Return exactly the lines of the entries that start at the line containing "Parse this screenshot: output" and continue to the last line. Omit the pictures.

-- START STORED DATA --

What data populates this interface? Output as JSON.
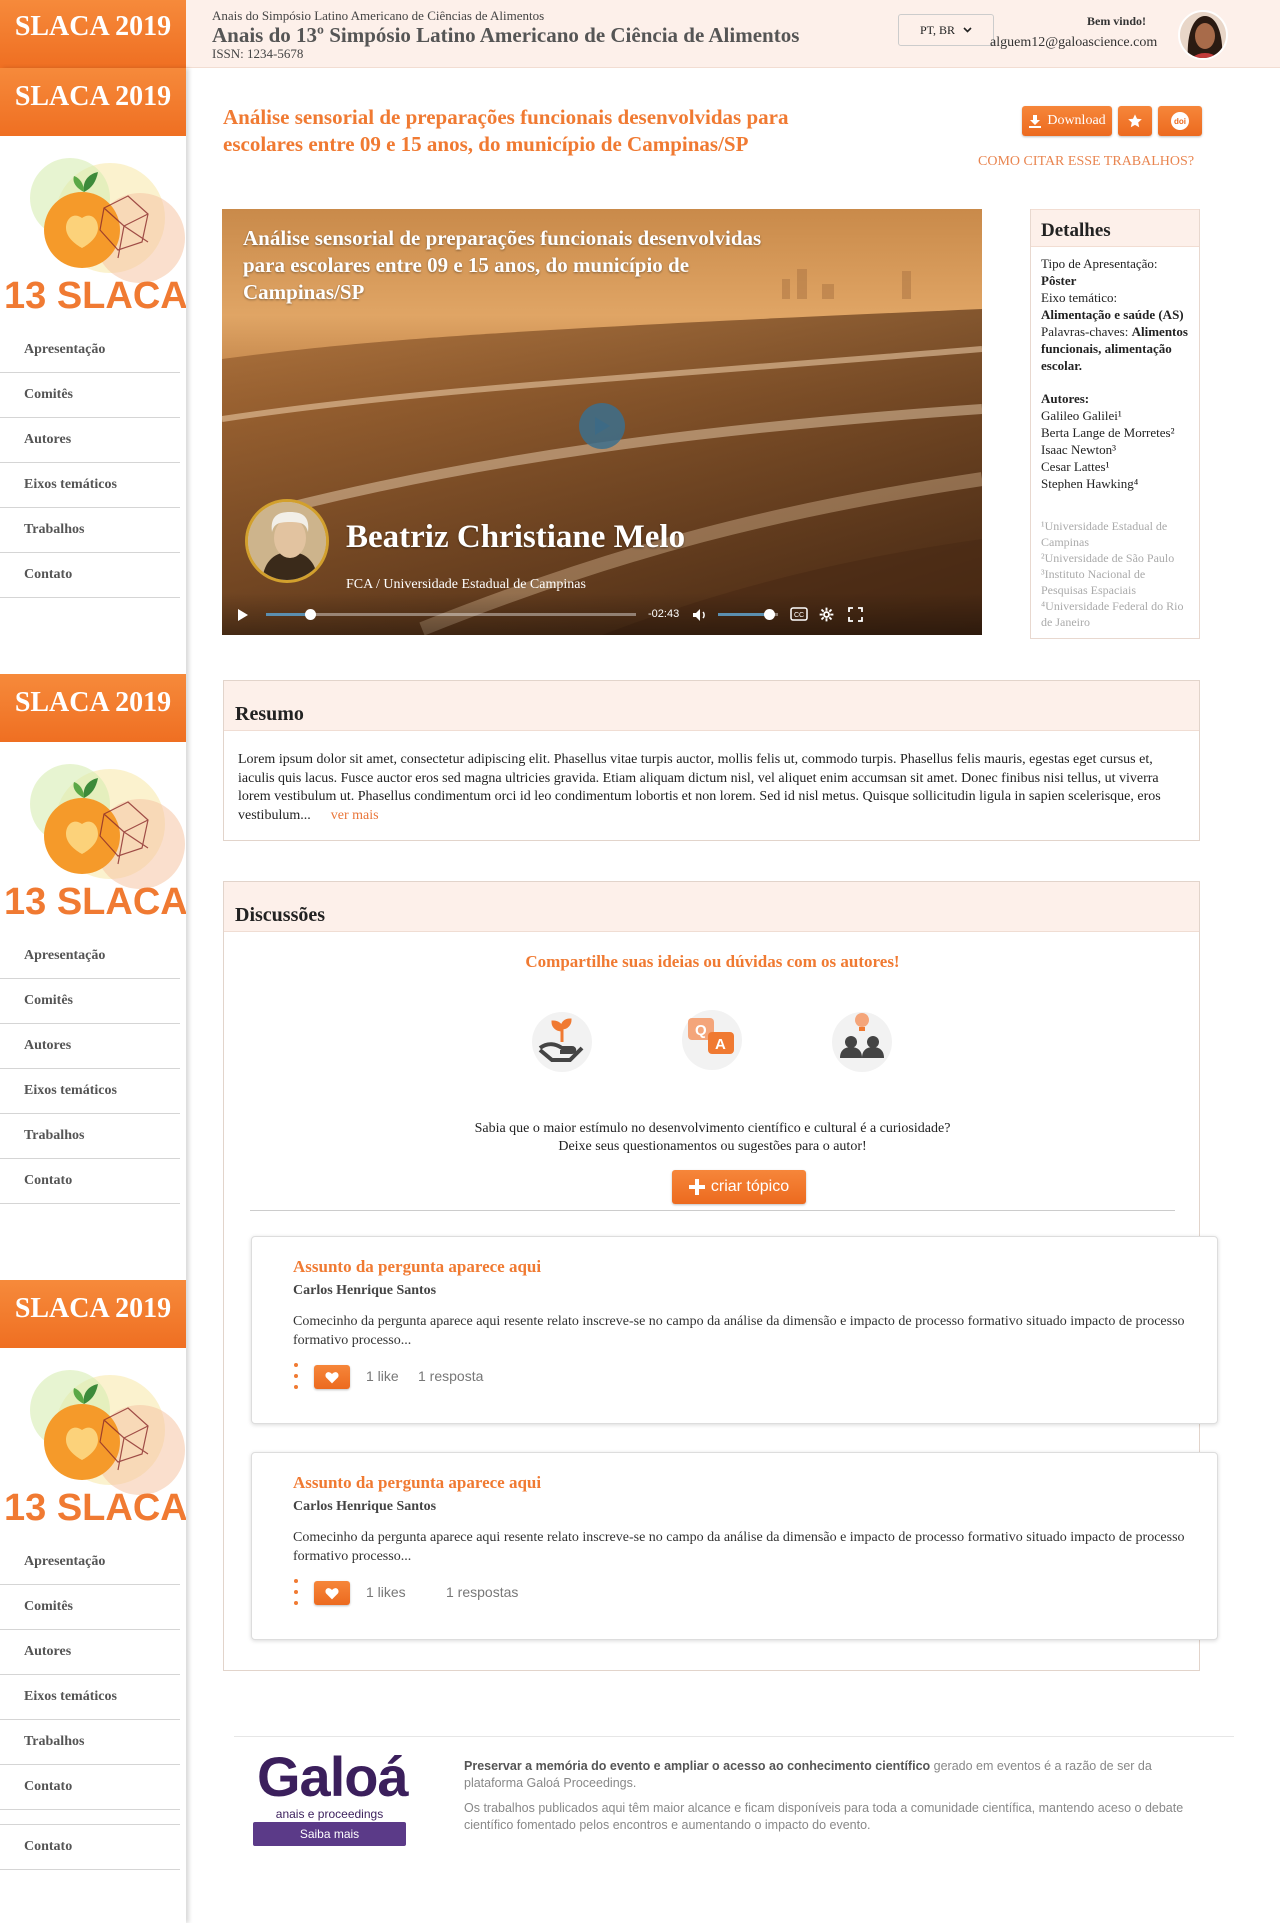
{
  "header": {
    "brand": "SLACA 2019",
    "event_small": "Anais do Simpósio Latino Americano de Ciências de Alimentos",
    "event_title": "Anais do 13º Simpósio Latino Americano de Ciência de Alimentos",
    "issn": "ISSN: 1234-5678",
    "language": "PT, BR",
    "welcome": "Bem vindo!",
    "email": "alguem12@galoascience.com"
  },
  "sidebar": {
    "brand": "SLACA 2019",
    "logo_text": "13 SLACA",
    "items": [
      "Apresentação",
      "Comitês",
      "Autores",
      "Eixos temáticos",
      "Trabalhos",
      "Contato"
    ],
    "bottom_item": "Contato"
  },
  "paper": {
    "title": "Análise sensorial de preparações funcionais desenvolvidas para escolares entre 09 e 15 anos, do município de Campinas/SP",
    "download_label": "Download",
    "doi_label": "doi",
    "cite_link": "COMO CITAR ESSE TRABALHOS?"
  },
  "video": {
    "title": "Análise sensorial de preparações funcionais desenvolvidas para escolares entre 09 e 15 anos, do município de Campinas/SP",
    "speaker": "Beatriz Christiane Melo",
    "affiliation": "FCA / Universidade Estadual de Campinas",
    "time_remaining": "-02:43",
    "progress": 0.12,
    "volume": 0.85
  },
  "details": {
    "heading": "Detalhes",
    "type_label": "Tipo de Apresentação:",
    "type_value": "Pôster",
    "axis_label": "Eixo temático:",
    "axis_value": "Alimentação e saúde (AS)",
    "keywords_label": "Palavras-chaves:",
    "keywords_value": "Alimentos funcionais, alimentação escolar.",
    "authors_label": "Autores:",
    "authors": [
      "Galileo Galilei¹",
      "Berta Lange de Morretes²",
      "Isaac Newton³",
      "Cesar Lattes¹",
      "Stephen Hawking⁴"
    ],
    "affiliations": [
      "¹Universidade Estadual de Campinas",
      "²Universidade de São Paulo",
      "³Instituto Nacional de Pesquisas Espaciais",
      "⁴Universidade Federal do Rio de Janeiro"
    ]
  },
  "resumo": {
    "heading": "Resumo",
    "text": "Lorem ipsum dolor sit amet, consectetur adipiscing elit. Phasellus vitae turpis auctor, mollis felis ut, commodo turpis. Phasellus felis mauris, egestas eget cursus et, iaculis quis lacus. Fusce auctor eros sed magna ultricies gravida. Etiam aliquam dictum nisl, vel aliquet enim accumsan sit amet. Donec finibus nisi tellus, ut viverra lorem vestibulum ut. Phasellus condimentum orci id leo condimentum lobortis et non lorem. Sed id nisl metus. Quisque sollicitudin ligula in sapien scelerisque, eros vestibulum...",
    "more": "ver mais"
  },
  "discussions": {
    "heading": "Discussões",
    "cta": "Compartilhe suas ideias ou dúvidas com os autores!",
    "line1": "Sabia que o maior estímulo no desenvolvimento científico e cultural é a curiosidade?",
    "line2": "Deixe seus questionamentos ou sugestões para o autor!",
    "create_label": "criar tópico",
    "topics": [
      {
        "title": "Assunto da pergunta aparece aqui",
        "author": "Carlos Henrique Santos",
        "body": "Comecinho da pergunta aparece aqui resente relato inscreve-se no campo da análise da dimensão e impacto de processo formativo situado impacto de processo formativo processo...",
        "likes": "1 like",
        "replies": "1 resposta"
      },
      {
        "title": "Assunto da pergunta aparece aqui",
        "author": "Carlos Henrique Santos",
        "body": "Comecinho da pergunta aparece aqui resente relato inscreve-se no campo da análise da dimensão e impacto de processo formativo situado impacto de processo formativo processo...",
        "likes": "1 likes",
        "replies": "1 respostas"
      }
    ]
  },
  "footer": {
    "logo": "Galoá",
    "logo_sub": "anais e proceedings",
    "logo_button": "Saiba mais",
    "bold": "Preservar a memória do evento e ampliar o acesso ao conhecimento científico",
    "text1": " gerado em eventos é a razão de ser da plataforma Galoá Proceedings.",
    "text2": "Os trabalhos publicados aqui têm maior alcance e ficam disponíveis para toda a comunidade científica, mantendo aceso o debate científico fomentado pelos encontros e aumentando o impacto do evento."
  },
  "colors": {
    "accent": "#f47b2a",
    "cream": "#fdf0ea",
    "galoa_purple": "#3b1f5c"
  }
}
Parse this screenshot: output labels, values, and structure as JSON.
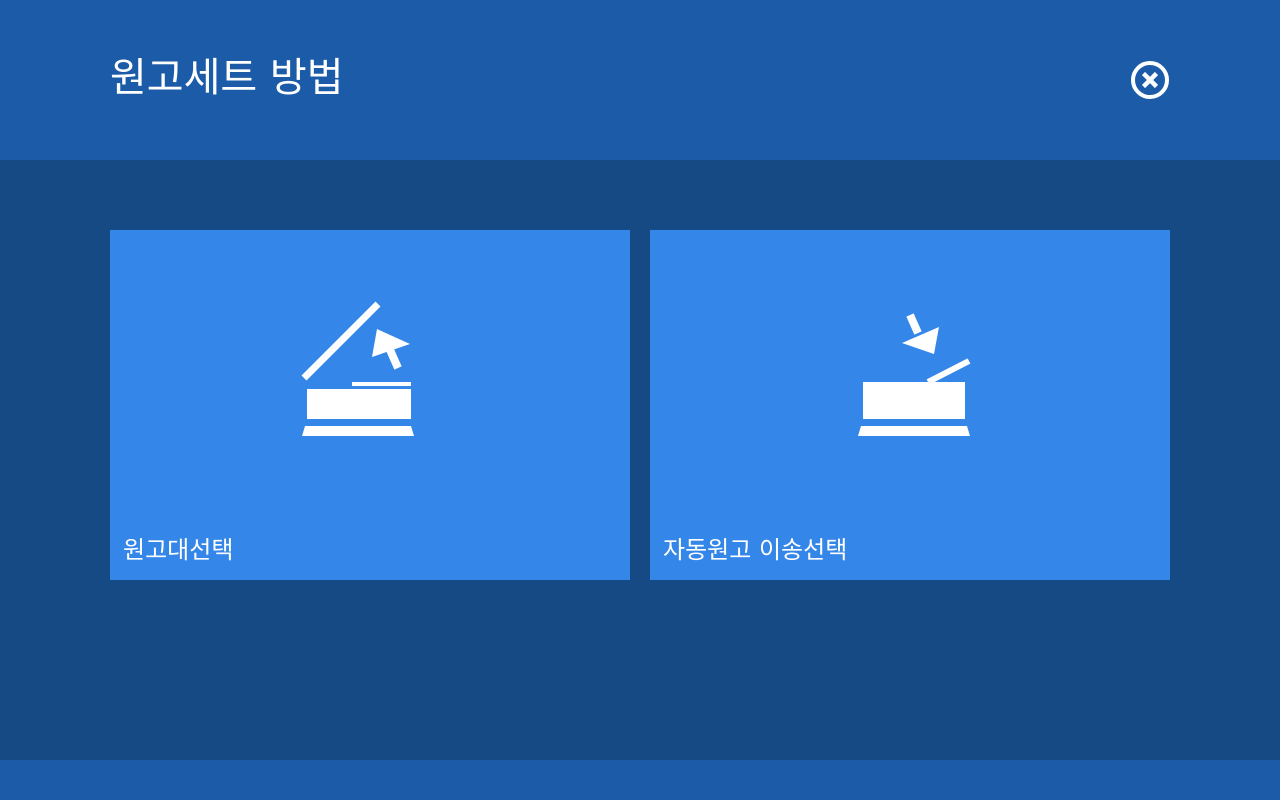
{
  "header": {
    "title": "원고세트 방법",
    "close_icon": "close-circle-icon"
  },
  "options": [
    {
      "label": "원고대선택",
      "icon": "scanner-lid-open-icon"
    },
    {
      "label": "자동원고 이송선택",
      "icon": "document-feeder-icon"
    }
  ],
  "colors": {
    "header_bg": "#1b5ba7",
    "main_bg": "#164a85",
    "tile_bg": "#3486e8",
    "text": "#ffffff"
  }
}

-- END STORED DATA --

**RESULT OF THE TASK**
Parse this screenshot: output labels, values, and structure as JSON.
{
  "header": {
    "title": "원고세트 방법",
    "close_icon": "close-circle-icon"
  },
  "options": [
    {
      "label": "원고대선택",
      "icon": "scanner-lid-open-icon"
    },
    {
      "label": "자동원고 이송선택",
      "icon": "document-feeder-icon"
    }
  ],
  "colors": {
    "header_bg": "#1b5ba7",
    "main_bg": "#164a85",
    "tile_bg": "#3486e8",
    "text": "#ffffff"
  }
}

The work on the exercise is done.